• _Data for this task_:
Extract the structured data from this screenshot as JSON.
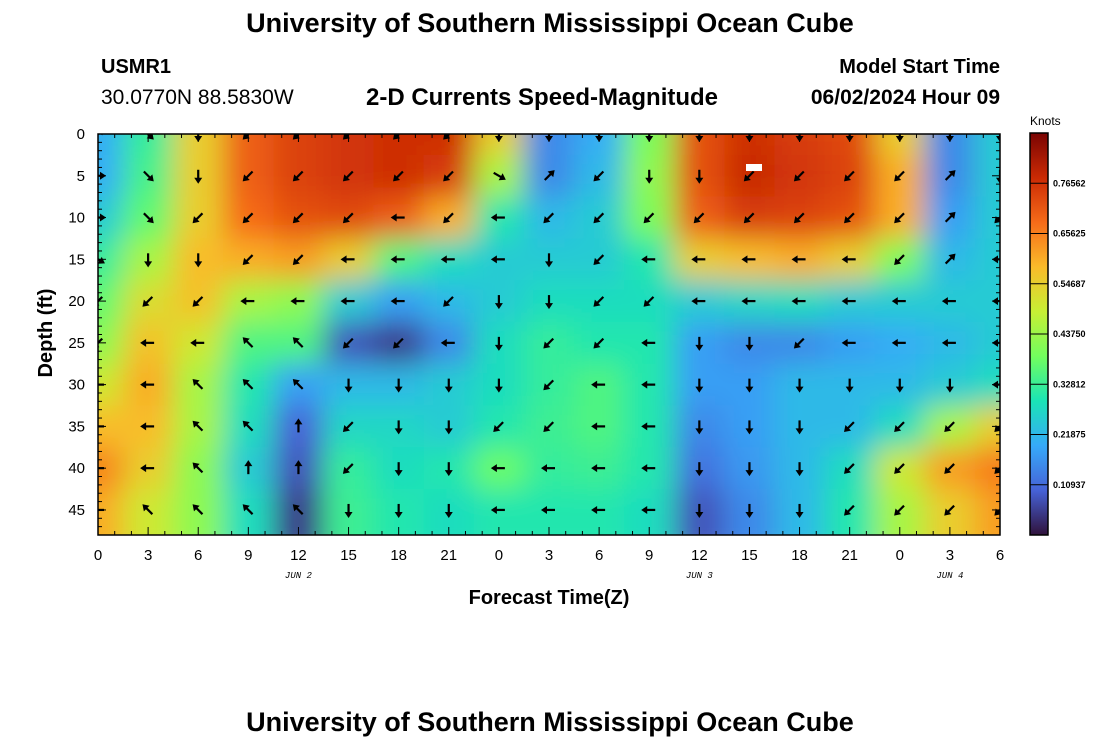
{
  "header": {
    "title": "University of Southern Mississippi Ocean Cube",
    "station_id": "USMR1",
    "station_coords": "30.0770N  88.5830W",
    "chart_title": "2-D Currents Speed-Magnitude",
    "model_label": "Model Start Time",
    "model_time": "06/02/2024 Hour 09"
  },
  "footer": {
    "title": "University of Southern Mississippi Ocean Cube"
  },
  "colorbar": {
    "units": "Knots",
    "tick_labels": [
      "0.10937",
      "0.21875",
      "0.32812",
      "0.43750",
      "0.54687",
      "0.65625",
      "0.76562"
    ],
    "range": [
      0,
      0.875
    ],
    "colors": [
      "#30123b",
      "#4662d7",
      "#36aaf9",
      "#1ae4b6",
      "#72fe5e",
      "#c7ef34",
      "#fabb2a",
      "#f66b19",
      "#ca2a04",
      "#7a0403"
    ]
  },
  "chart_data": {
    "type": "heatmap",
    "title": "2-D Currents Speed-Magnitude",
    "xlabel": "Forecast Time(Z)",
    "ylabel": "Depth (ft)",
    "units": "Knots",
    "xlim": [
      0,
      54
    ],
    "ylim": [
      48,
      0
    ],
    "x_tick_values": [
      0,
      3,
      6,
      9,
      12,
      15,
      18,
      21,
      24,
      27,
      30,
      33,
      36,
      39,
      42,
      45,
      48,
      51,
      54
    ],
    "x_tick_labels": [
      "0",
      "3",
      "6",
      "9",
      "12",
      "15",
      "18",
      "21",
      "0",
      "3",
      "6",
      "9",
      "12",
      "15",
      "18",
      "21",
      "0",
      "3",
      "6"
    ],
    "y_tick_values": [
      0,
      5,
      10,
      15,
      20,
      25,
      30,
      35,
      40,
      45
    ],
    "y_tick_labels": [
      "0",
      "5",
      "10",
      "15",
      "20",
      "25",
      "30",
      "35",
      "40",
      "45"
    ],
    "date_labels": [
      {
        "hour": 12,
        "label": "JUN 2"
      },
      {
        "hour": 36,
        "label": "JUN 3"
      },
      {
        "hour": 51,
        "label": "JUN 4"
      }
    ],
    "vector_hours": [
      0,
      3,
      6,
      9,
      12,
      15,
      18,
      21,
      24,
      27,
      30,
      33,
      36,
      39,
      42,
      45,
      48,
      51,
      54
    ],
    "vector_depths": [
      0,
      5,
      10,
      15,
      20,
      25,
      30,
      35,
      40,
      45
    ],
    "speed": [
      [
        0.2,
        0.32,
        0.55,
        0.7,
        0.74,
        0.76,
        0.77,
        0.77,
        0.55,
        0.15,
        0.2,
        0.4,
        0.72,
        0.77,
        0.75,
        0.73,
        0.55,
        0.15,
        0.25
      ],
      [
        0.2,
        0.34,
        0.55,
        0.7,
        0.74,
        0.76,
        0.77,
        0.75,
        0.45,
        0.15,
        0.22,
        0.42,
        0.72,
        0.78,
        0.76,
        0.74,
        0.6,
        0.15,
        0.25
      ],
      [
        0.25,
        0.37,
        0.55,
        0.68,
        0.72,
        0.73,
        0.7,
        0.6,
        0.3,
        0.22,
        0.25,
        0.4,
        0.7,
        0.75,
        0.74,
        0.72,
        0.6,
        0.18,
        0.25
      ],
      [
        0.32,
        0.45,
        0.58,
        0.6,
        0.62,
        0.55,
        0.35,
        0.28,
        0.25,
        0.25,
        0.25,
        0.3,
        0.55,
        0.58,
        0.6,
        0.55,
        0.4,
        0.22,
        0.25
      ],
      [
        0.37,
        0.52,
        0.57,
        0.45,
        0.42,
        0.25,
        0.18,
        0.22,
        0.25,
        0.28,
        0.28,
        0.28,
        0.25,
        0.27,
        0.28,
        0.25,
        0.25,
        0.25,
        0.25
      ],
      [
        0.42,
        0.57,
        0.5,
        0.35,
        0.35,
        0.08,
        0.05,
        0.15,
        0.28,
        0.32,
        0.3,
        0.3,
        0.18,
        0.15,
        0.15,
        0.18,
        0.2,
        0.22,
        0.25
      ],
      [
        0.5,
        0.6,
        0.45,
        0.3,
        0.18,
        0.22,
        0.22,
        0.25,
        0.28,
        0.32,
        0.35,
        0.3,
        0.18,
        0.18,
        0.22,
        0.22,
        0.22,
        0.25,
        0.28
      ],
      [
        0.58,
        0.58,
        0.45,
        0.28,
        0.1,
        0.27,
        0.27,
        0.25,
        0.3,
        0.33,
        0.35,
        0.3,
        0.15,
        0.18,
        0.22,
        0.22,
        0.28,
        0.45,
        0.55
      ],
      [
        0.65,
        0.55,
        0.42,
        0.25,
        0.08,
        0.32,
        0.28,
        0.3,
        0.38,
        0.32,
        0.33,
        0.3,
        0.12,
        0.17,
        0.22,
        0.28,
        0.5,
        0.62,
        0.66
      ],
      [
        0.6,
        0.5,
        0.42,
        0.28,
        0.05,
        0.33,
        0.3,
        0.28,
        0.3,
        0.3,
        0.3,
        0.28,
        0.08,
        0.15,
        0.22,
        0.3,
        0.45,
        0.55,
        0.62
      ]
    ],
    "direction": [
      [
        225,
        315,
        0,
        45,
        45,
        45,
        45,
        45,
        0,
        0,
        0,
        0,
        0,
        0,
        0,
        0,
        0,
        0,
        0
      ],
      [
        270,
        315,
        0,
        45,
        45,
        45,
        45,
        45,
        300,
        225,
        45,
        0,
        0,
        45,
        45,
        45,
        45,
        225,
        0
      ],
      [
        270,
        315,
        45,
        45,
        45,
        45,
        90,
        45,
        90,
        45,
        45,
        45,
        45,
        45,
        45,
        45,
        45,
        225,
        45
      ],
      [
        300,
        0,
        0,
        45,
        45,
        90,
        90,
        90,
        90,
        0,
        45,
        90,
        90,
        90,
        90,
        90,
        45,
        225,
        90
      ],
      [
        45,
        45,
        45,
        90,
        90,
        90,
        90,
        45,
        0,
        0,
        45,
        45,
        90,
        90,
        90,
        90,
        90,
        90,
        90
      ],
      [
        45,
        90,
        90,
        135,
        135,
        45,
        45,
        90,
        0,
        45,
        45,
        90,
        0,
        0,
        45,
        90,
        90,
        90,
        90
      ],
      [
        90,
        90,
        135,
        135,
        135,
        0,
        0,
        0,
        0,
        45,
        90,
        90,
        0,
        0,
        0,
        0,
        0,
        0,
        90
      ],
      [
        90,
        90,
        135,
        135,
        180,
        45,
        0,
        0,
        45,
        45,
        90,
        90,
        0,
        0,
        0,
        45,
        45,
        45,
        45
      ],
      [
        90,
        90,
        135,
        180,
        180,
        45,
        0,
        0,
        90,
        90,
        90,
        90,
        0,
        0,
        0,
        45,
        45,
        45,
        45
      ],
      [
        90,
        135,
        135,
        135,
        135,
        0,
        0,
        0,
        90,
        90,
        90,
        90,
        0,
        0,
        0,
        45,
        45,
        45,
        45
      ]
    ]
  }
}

---

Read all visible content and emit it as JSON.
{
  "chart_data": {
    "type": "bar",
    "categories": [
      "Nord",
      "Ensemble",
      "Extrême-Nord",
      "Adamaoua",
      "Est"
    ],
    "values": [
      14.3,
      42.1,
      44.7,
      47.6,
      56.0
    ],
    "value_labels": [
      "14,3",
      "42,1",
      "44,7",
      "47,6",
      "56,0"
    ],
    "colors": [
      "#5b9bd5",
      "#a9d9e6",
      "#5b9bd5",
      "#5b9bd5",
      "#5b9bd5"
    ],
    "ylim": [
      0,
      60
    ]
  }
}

• _What the task requires_: Check each line of the entries above, and show every one holding the word "JSON".

• _Problem solution_:
Extract the structured data from this screenshot as JSON.
Read all visible content and emit it as JSON.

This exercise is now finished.